— The exercise —
Write every line of the material out exactly as shown.
:: Extracted entries
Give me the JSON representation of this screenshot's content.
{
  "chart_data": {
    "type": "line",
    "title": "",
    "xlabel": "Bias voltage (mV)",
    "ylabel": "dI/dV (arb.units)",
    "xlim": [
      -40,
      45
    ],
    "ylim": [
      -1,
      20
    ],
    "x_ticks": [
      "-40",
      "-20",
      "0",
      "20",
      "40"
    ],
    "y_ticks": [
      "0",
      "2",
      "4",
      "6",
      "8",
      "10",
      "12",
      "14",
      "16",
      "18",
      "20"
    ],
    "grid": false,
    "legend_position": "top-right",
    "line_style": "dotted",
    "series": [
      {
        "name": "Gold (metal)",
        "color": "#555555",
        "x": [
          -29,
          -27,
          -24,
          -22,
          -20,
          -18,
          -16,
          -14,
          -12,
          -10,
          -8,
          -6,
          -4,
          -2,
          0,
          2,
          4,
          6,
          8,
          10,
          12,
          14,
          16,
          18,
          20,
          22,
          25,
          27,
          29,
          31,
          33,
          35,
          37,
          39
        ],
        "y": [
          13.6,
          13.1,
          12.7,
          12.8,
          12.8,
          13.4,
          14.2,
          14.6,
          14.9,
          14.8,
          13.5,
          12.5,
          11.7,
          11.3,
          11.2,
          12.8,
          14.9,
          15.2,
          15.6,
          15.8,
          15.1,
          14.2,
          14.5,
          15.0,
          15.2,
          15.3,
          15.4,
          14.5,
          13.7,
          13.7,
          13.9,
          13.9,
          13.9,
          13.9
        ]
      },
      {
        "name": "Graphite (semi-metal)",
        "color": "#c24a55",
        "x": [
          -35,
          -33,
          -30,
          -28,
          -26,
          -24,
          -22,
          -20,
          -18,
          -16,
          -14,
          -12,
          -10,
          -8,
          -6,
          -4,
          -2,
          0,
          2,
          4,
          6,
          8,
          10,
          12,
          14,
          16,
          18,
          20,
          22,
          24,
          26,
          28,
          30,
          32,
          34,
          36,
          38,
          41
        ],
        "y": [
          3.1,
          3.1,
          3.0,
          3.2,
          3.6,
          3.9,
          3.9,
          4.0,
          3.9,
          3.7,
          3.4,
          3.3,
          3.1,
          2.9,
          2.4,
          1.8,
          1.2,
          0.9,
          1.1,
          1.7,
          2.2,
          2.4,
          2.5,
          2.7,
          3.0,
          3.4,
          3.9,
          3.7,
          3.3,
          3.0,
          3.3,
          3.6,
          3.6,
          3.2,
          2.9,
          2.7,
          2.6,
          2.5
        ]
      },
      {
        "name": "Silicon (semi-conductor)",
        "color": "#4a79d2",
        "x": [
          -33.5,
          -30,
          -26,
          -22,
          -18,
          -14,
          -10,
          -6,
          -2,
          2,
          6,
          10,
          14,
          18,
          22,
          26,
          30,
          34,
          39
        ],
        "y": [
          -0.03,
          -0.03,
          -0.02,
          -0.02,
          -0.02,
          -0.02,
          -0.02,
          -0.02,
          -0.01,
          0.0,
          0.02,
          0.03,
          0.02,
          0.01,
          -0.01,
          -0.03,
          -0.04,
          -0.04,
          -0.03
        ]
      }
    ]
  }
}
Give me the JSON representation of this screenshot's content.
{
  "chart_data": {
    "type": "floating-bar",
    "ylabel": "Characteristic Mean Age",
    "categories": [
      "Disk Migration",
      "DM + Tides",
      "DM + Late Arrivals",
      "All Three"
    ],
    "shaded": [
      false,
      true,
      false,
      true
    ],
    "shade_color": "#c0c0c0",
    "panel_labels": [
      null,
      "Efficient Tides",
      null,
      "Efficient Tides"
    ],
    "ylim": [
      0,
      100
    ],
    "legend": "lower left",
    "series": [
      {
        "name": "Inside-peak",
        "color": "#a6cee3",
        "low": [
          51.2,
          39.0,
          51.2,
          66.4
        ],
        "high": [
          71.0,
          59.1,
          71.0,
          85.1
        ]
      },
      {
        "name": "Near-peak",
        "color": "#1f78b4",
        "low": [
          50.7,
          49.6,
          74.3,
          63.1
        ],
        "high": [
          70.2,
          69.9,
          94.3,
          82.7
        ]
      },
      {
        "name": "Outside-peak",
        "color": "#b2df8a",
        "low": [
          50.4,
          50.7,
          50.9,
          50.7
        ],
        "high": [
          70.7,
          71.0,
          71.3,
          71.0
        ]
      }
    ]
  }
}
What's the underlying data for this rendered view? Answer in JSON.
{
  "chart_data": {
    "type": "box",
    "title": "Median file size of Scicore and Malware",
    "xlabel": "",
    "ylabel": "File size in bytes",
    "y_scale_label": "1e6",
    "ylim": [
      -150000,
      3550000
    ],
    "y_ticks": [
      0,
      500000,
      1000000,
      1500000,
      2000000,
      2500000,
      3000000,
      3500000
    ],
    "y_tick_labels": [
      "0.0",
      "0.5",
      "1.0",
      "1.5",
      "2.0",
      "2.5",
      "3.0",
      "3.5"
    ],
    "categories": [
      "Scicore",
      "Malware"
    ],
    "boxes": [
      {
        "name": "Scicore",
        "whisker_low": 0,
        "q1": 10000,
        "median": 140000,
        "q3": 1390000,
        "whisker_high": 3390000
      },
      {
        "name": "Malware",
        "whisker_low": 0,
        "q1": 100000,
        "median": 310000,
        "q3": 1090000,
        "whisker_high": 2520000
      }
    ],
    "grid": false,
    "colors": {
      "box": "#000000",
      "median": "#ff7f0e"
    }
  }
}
::::
— Problem solution —
Give me the JSON representation of this screenshot's content.
{
  "chart_data": {
    "type": "line",
    "title": "",
    "xlabel": "Bias voltage (mV)",
    "ylabel": "dI/dV (arb.units)",
    "xlim": [
      -40,
      45
    ],
    "ylim": [
      -1,
      20
    ],
    "x_ticks": [
      "-40",
      "-20",
      "0",
      "20",
      "40"
    ],
    "y_ticks": [
      "0",
      "2",
      "4",
      "6",
      "8",
      "10",
      "12",
      "14",
      "16",
      "18",
      "20"
    ],
    "grid": false,
    "legend_position": "top-right",
    "line_style": "dotted",
    "series": [
      {
        "name": "Gold (metal)",
        "color": "#555555",
        "x": [
          -29,
          -27,
          -24,
          -22,
          -20,
          -18,
          -16,
          -14,
          -12,
          -10,
          -8,
          -6,
          -4,
          -2,
          0,
          2,
          4,
          6,
          8,
          10,
          12,
          14,
          16,
          18,
          20,
          22,
          25,
          27,
          29,
          31,
          33,
          35,
          37,
          39
        ],
        "y": [
          13.6,
          13.1,
          12.7,
          12.8,
          12.8,
          13.4,
          14.2,
          14.6,
          14.9,
          14.8,
          13.5,
          12.5,
          11.7,
          11.3,
          11.2,
          12.8,
          14.9,
          15.2,
          15.6,
          15.8,
          15.1,
          14.2,
          14.5,
          15.0,
          15.2,
          15.3,
          15.4,
          14.5,
          13.7,
          13.7,
          13.9,
          13.9,
          13.9,
          13.9
        ]
      },
      {
        "name": "Graphite (semi-metal)",
        "color": "#c24a55",
        "x": [
          -35,
          -33,
          -30,
          -28,
          -26,
          -24,
          -22,
          -20,
          -18,
          -16,
          -14,
          -12,
          -10,
          -8,
          -6,
          -4,
          -2,
          0,
          2,
          4,
          6,
          8,
          10,
          12,
          14,
          16,
          18,
          20,
          22,
          24,
          26,
          28,
          30,
          32,
          34,
          36,
          38,
          41
        ],
        "y": [
          3.1,
          3.1,
          3.0,
          3.2,
          3.6,
          3.9,
          3.9,
          4.0,
          3.9,
          3.7,
          3.4,
          3.3,
          3.1,
          2.9,
          2.4,
          1.8,
          1.2,
          0.9,
          1.1,
          1.7,
          2.2,
          2.4,
          2.5,
          2.7,
          3.0,
          3.4,
          3.9,
          3.7,
          3.3,
          3.0,
          3.3,
          3.6,
          3.6,
          3.2,
          2.9,
          2.7,
          2.6,
          2.5
        ]
      },
      {
        "name": "Silicon (semi-conductor)",
        "color": "#4a79d2",
        "x": [
          -33.5,
          -30,
          -26,
          -22,
          -18,
          -14,
          -10,
          -6,
          -2,
          2,
          6,
          10,
          14,
          18,
          22,
          26,
          30,
          34,
          39
        ],
        "y": [
          -0.03,
          -0.03,
          -0.02,
          -0.02,
          -0.02,
          -0.02,
          -0.02,
          -0.02,
          -0.01,
          0.0,
          0.02,
          0.03,
          0.02,
          0.01,
          -0.01,
          -0.03,
          -0.04,
          -0.04,
          -0.03
        ]
      }
    ]
  }
}
Give me the JSON representation of this screenshot's content.
{
  "chart_data": {
    "type": "floating-bar",
    "ylabel": "Characteristic Mean Age",
    "categories": [
      "Disk Migration",
      "DM + Tides",
      "DM + Late Arrivals",
      "All Three"
    ],
    "shaded": [
      false,
      true,
      false,
      true
    ],
    "shade_color": "#c0c0c0",
    "panel_labels": [
      null,
      "Efficient Tides",
      null,
      "Efficient Tides"
    ],
    "ylim": [
      0,
      100
    ],
    "legend": "lower left",
    "series": [
      {
        "name": "Inside-peak",
        "color": "#a6cee3",
        "low": [
          51.2,
          39.0,
          51.2,
          66.4
        ],
        "high": [
          71.0,
          59.1,
          71.0,
          85.1
        ]
      },
      {
        "name": "Near-peak",
        "color": "#1f78b4",
        "low": [
          50.7,
          49.6,
          74.3,
          63.1
        ],
        "high": [
          70.2,
          69.9,
          94.3,
          82.7
        ]
      },
      {
        "name": "Outside-peak",
        "color": "#b2df8a",
        "low": [
          50.4,
          50.7,
          50.9,
          50.7
        ],
        "high": [
          70.7,
          71.0,
          71.3,
          71.0
        ]
      }
    ]
  }
}
What's the underlying data for this rendered view? Answer in JSON.
{
  "chart_data": {
    "type": "box",
    "title": "Median file size of Scicore and Malware",
    "xlabel": "",
    "ylabel": "File size in bytes",
    "y_scale_label": "1e6",
    "ylim": [
      -150000,
      3550000
    ],
    "y_ticks": [
      0,
      500000,
      1000000,
      1500000,
      2000000,
      2500000,
      3000000,
      3500000
    ],
    "y_tick_labels": [
      "0.0",
      "0.5",
      "1.0",
      "1.5",
      "2.0",
      "2.5",
      "3.0",
      "3.5"
    ],
    "categories": [
      "Scicore",
      "Malware"
    ],
    "boxes": [
      {
        "name": "Scicore",
        "whisker_low": 0,
        "q1": 10000,
        "median": 140000,
        "q3": 1390000,
        "whisker_high": 3390000
      },
      {
        "name": "Malware",
        "whisker_low": 0,
        "q1": 100000,
        "median": 310000,
        "q3": 1090000,
        "whisker_high": 2520000
      }
    ],
    "grid": false,
    "colors": {
      "box": "#000000",
      "median": "#ff7f0e"
    }
  }
}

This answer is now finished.